**WHAT YOU WILL DO**. Identify and reproduce every line holding the string "Outpatient".

Records that describe figures:
• • • •

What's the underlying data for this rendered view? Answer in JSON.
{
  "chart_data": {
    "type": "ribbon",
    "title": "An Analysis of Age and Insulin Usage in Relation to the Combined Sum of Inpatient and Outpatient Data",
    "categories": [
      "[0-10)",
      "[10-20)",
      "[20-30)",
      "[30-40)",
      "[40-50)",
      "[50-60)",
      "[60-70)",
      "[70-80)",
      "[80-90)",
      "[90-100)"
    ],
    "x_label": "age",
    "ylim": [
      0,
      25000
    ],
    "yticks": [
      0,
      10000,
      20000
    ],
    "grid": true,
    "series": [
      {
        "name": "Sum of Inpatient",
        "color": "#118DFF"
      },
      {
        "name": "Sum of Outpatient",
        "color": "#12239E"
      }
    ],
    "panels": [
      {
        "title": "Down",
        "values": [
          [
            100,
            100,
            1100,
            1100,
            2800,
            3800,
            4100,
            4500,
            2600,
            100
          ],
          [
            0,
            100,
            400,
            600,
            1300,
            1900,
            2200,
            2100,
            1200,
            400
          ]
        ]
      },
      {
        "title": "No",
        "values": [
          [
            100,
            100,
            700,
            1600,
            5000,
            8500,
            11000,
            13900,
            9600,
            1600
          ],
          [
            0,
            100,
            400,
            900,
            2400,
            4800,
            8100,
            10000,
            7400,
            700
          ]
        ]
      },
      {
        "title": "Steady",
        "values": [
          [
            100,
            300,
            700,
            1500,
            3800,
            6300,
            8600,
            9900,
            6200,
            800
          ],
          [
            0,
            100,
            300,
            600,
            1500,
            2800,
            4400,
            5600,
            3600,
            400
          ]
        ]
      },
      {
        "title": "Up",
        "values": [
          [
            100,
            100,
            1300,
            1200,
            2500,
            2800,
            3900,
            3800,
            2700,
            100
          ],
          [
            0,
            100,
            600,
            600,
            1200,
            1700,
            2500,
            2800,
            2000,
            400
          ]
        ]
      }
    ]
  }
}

• • • •

**SOLVED PROBLEM**.
    "title": "An Analysis of Age and Insulin Usage in Relation to the Combined Sum of Inpatient and Outpatient Data",
        "name": "Sum of Outpatient",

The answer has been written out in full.